[Dataset excerpt]

□ □ □ □ □ □ □

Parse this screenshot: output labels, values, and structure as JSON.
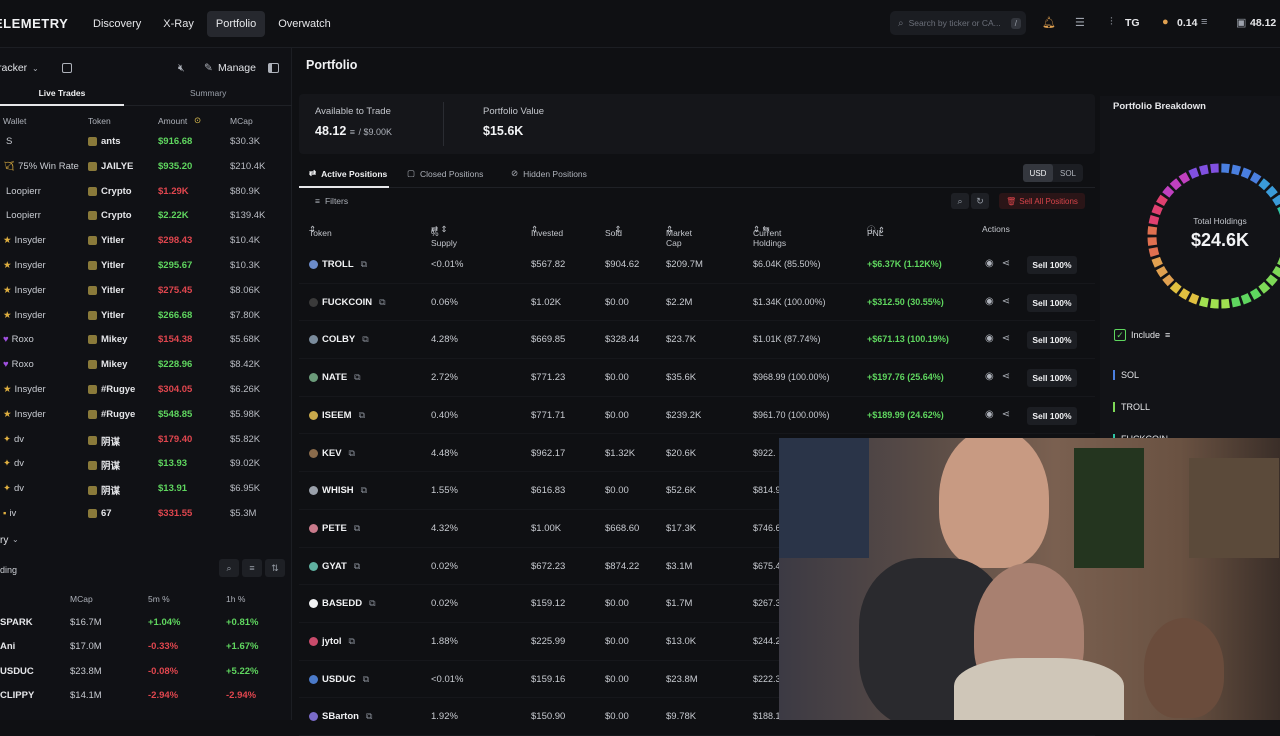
{
  "topbar": {
    "logo": "ELEMETRY",
    "nav": [
      "Discovery",
      "X-Ray",
      "Portfolio",
      "Overwatch"
    ],
    "active_nav": "Portfolio",
    "search_placeholder": "Search by ticker or CA...",
    "search_kbd": "/",
    "user": "TG",
    "sol_balance": "0.14",
    "wallet_balance": "48.12"
  },
  "left": {
    "tracker_label": "racker",
    "manage_label": "Manage",
    "tab_live": "Live Trades",
    "tab_summary": "Summary",
    "headers": {
      "wallet": "Wallet",
      "token": "Token",
      "amount": "Amount",
      "mcap": "MCap"
    },
    "trades": [
      {
        "wallet": "S",
        "token": "ants",
        "amount": "$916.68",
        "side": "buy",
        "mcap": "$30.3K"
      },
      {
        "wallet": "75% Win Rate",
        "token": "JAILYE",
        "amount": "$935.20",
        "side": "buy",
        "mcap": "$210.4K"
      },
      {
        "wallet": "Loopierr",
        "token": "Crypto",
        "amount": "$1.29K",
        "side": "sell",
        "mcap": "$80.9K"
      },
      {
        "wallet": "Loopierr",
        "token": "Crypto",
        "amount": "$2.22K",
        "side": "buy",
        "mcap": "$139.4K"
      },
      {
        "wallet": "Insyder",
        "token": "Yitler",
        "amount": "$298.43",
        "side": "sell",
        "mcap": "$10.4K"
      },
      {
        "wallet": "Insyder",
        "token": "Yitler",
        "amount": "$295.67",
        "side": "buy",
        "mcap": "$10.3K"
      },
      {
        "wallet": "Insyder",
        "token": "Yitler",
        "amount": "$275.45",
        "side": "sell",
        "mcap": "$8.06K"
      },
      {
        "wallet": "Insyder",
        "token": "Yitler",
        "amount": "$266.68",
        "side": "buy",
        "mcap": "$7.80K"
      },
      {
        "wallet": "Roxo",
        "token": "Mikey",
        "amount": "$154.38",
        "side": "sell",
        "mcap": "$5.68K"
      },
      {
        "wallet": "Roxo",
        "token": "Mikey",
        "amount": "$228.96",
        "side": "buy",
        "mcap": "$8.42K"
      },
      {
        "wallet": "Insyder",
        "token": "#Rugye",
        "amount": "$304.05",
        "side": "sell",
        "mcap": "$6.26K"
      },
      {
        "wallet": "Insyder",
        "token": "#Rugye",
        "amount": "$548.85",
        "side": "buy",
        "mcap": "$5.98K"
      },
      {
        "wallet": "dv",
        "token": "阴谋",
        "amount": "$179.40",
        "side": "sell",
        "mcap": "$5.82K"
      },
      {
        "wallet": "dv",
        "token": "阴谋",
        "amount": "$13.93",
        "side": "buy",
        "mcap": "$9.02K"
      },
      {
        "wallet": "dv",
        "token": "阴谋",
        "amount": "$13.91",
        "side": "buy",
        "mcap": "$6.95K"
      },
      {
        "wallet": "iv",
        "token": "67",
        "amount": "$331.55",
        "side": "sell",
        "mcap": "$5.3M"
      }
    ],
    "section2_title": "ry",
    "section2_sub": "ding",
    "headers2": {
      "mcap": "MCap",
      "m5": "5m %",
      "h1": "1h %"
    },
    "trending": [
      {
        "name": "SPARK",
        "mcap": "$16.7M",
        "m5": "+1.04%",
        "m5_dir": "up",
        "h1": "+0.81%",
        "h1_dir": "up"
      },
      {
        "name": "Ani",
        "mcap": "$17.0M",
        "m5": "-0.33%",
        "m5_dir": "down",
        "h1": "+1.67%",
        "h1_dir": "up"
      },
      {
        "name": "USDUC",
        "mcap": "$23.8M",
        "m5": "-0.08%",
        "m5_dir": "down",
        "h1": "+5.22%",
        "h1_dir": "up"
      },
      {
        "name": "CLIPPY",
        "mcap": "$14.1M",
        "m5": "-2.94%",
        "m5_dir": "down",
        "h1": "-2.94%",
        "h1_dir": "down"
      }
    ]
  },
  "main": {
    "title": "Portfolio",
    "available_label": "Available to Trade",
    "available_value": "48.12",
    "available_sub": "/ $9.00K",
    "value_label": "Portfolio Value",
    "value_value": "$15.6K",
    "tabs": [
      "Active Positions",
      "Closed Positions",
      "Hidden Positions"
    ],
    "currency": [
      "USD",
      "SOL"
    ],
    "filters_label": "Filters",
    "sell_all_label": "Sell All Positions",
    "headers": {
      "token": "Token",
      "supply": "% Supply",
      "invested": "Invested",
      "sold": "Sold",
      "mcap": "Market Cap",
      "holdings": "Current Holdings",
      "pnl": "PNL",
      "actions": "Actions"
    },
    "sell_label": "Sell 100%",
    "positions": [
      {
        "token": "TROLL",
        "supply": "<0.01%",
        "invested": "$567.82",
        "sold": "$904.62",
        "mcap": "$209.7M",
        "holdings": "$6.04K (85.50%)",
        "pnl": "+$6.37K (1.12K%)",
        "sell": true
      },
      {
        "token": "FUCKCOIN",
        "supply": "0.06%",
        "invested": "$1.02K",
        "sold": "$0.00",
        "mcap": "$2.2M",
        "holdings": "$1.34K (100.00%)",
        "pnl": "+$312.50 (30.55%)",
        "sell": true
      },
      {
        "token": "COLBY",
        "supply": "4.28%",
        "invested": "$669.85",
        "sold": "$328.44",
        "mcap": "$23.7K",
        "holdings": "$1.01K (87.74%)",
        "pnl": "+$671.13 (100.19%)",
        "sell": true
      },
      {
        "token": "NATE",
        "supply": "2.72%",
        "invested": "$771.23",
        "sold": "$0.00",
        "mcap": "$35.6K",
        "holdings": "$968.99 (100.00%)",
        "pnl": "+$197.76 (25.64%)",
        "sell": true
      },
      {
        "token": "ISEEM",
        "supply": "0.40%",
        "invested": "$771.71",
        "sold": "$0.00",
        "mcap": "$239.2K",
        "holdings": "$961.70 (100.00%)",
        "pnl": "+$189.99 (24.62%)",
        "sell": true
      },
      {
        "token": "KEV",
        "supply": "4.48%",
        "invested": "$962.17",
        "sold": "$1.32K",
        "mcap": "$20.6K",
        "holdings": "$922.",
        "pnl": "",
        "sell": false
      },
      {
        "token": "WHISH",
        "supply": "1.55%",
        "invested": "$616.83",
        "sold": "$0.00",
        "mcap": "$52.6K",
        "holdings": "$814.9",
        "pnl": "",
        "sell": false
      },
      {
        "token": "PETE",
        "supply": "4.32%",
        "invested": "$1.00K",
        "sold": "$668.60",
        "mcap": "$17.3K",
        "holdings": "$746.6",
        "pnl": "",
        "sell": false
      },
      {
        "token": "GYAT",
        "supply": "0.02%",
        "invested": "$672.23",
        "sold": "$874.22",
        "mcap": "$3.1M",
        "holdings": "$675.4",
        "pnl": "",
        "sell": false
      },
      {
        "token": "BASEDD",
        "supply": "0.02%",
        "invested": "$159.12",
        "sold": "$0.00",
        "mcap": "$1.7M",
        "holdings": "$267.3",
        "pnl": "",
        "sell": false
      },
      {
        "token": "jytol",
        "supply": "1.88%",
        "invested": "$225.99",
        "sold": "$0.00",
        "mcap": "$13.0K",
        "holdings": "$244.2",
        "pnl": "",
        "sell": false
      },
      {
        "token": "USDUC",
        "supply": "<0.01%",
        "invested": "$159.16",
        "sold": "$0.00",
        "mcap": "$23.8M",
        "holdings": "$222.3",
        "pnl": "",
        "sell": false
      },
      {
        "token": "SBarton",
        "supply": "1.92%",
        "invested": "$150.90",
        "sold": "$0.00",
        "mcap": "$9.78K",
        "holdings": "$188.1",
        "pnl": "",
        "sell": false
      }
    ]
  },
  "right": {
    "title": "Portfolio Breakdown",
    "total_label": "Total Holdings",
    "total_value": "$24.6K",
    "include_label": "Include",
    "legend": [
      {
        "name": "SOL",
        "color": "#4a7fe0"
      },
      {
        "name": "TROLL",
        "color": "#7ed957"
      },
      {
        "name": "FUCKCOIN",
        "color": "#2ec4a4"
      }
    ]
  },
  "colors": {
    "accent_green": "#5fd65f",
    "accent_red": "#e0464e"
  }
}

□ □ □ □ □ □ □

> **PROMPT**:
Point out every line holding the string "name" and copy it.

> **TASK RESPONSE**:
        "name": "SPARK",
        "name": "Ani",
        "name": "USDUC",
        "name": "CLIPPY",
        "name": "SOL",
        "name": "TROLL",
        "name": "FUCKCOIN",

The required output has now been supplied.